Data entries:
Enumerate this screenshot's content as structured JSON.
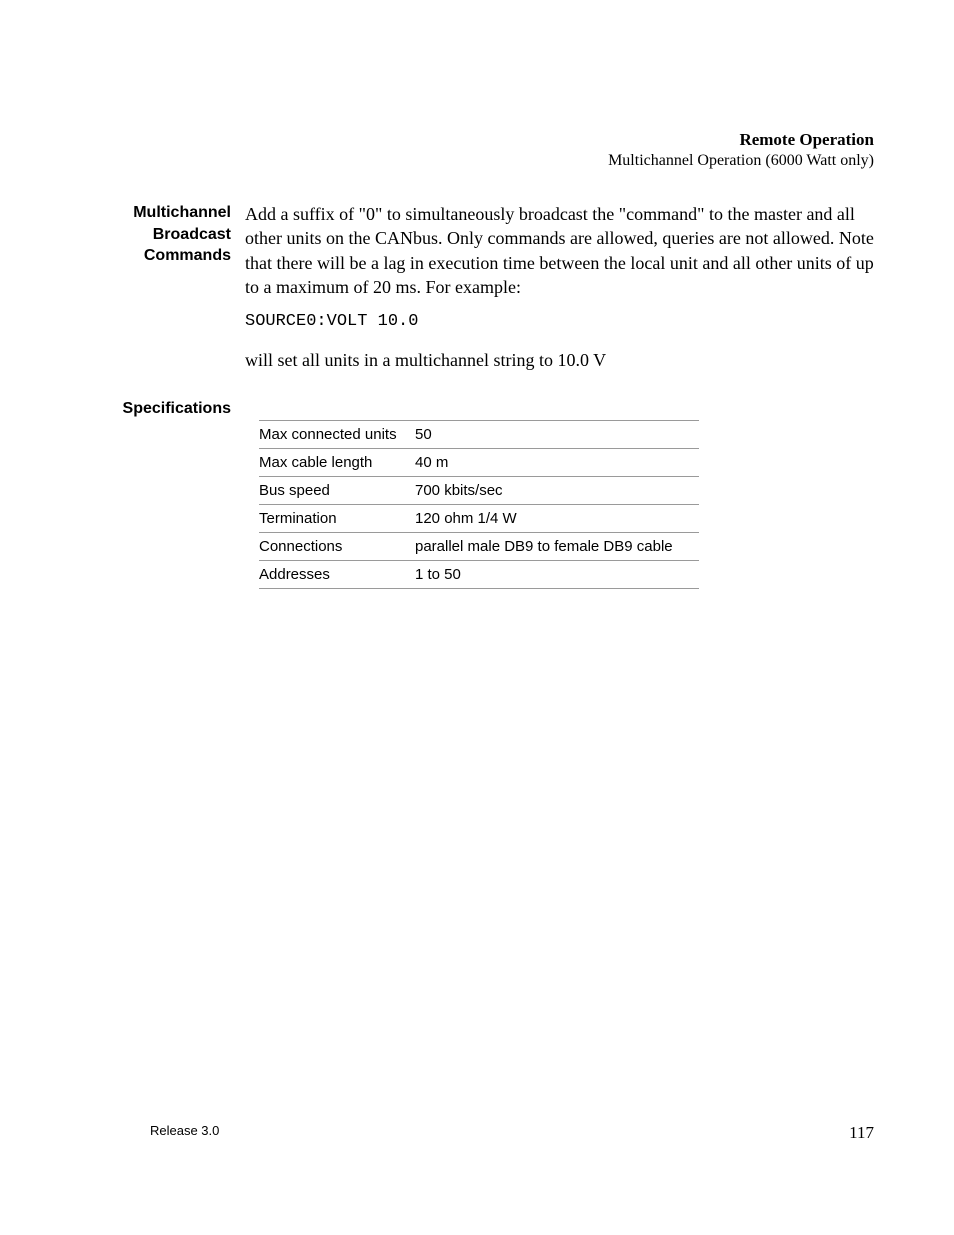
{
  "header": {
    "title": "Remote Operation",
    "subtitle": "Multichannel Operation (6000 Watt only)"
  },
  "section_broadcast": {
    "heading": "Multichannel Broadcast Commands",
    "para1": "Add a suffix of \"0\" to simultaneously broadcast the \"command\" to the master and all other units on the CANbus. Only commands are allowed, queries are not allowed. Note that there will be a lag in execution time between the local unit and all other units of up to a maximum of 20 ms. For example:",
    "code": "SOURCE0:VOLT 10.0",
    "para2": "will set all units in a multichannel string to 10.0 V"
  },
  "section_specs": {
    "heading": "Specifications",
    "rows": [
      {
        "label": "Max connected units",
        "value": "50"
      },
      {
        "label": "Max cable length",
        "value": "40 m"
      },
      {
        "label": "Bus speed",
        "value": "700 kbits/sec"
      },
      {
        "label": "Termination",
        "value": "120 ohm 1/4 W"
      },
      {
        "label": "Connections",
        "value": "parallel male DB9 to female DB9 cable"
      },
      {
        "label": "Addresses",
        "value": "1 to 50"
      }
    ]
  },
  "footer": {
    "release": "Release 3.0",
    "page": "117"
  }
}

REQUEST – Write out each entry exactly as given, omitting any picture.

RESPONSE TO THIS EXERCISE –
Enumerate this screenshot's content as structured JSON.
{
  "header": {
    "title": "Remote Operation",
    "subtitle": "Multichannel Operation (6000 Watt only)"
  },
  "section_broadcast": {
    "heading": "Multichannel Broadcast Commands",
    "para1": "Add a suffix of \"0\" to simultaneously broadcast the \"command\" to the master and all other units on the CANbus. Only commands are allowed, queries are not allowed. Note that there will be a lag in execution time between the local unit and all other units of up to a maximum of 20 ms. For example:",
    "code": "SOURCE0:VOLT 10.0",
    "para2": "will set all units in a multichannel string to 10.0 V"
  },
  "section_specs": {
    "heading": "Specifications",
    "rows": [
      {
        "label": "Max connected units",
        "value": "50"
      },
      {
        "label": "Max cable length",
        "value": "40 m"
      },
      {
        "label": "Bus speed",
        "value": "700 kbits/sec"
      },
      {
        "label": "Termination",
        "value": "120 ohm 1/4 W"
      },
      {
        "label": "Connections",
        "value": "parallel male DB9 to female DB9 cable"
      },
      {
        "label": "Addresses",
        "value": "1 to 50"
      }
    ]
  },
  "footer": {
    "release": "Release 3.0",
    "page": "117"
  }
}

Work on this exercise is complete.